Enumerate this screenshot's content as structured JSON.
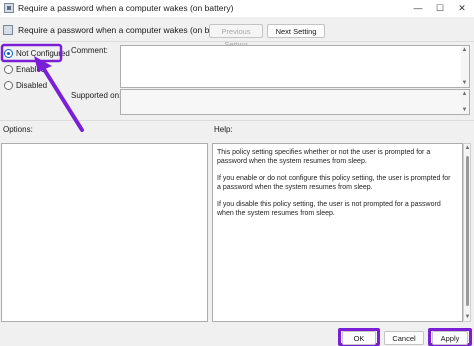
{
  "window": {
    "title": "Require a password when a computer wakes (on battery)",
    "minimize": "—",
    "maximize": "☐",
    "close": "✕"
  },
  "header": {
    "title": "Require a password when a computer wakes (on battery)",
    "previous_setting": "Previous Setting",
    "next_setting": "Next Setting"
  },
  "state": {
    "options": [
      "Not Configured",
      "Enabled",
      "Disabled"
    ],
    "selected": "Not Configured"
  },
  "fields": {
    "comment_label": "Comment:",
    "supported_label": "Supported on:"
  },
  "panes": {
    "options_label": "Options:",
    "help_label": "Help:"
  },
  "help": {
    "paragraphs": [
      "This policy setting specifies whether or not the user is prompted for a password when the system resumes from sleep.",
      "If you enable or do not configure this policy setting, the user is prompted for a password when the system resumes from sleep.",
      "If you disable this policy setting, the user is not prompted for a password when the system resumes from sleep."
    ]
  },
  "footer": {
    "ok": "OK",
    "cancel": "Cancel",
    "apply": "Apply"
  },
  "colors": {
    "highlight": "#7a1fd6",
    "radio_accent": "#0a5fc4"
  }
}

----------

Print all of the records shown above exactly, leaving out each picture.

Enumerate this screenshot's content as structured JSON.
{
  "window": {
    "title": "Require a password when a computer wakes (on battery)",
    "minimize": "—",
    "maximize": "☐",
    "close": "✕"
  },
  "header": {
    "title": "Require a password when a computer wakes (on battery)",
    "previous_setting": "Previous Setting",
    "next_setting": "Next Setting"
  },
  "state": {
    "options": [
      "Not Configured",
      "Enabled",
      "Disabled"
    ],
    "selected": "Not Configured"
  },
  "fields": {
    "comment_label": "Comment:",
    "supported_label": "Supported on:"
  },
  "panes": {
    "options_label": "Options:",
    "help_label": "Help:"
  },
  "help": {
    "paragraphs": [
      "This policy setting specifies whether or not the user is prompted for a password when the system resumes from sleep.",
      "If you enable or do not configure this policy setting, the user is prompted for a password when the system resumes from sleep.",
      "If you disable this policy setting, the user is not prompted for a password when the system resumes from sleep."
    ]
  },
  "footer": {
    "ok": "OK",
    "cancel": "Cancel",
    "apply": "Apply"
  },
  "colors": {
    "highlight": "#7a1fd6",
    "radio_accent": "#0a5fc4"
  }
}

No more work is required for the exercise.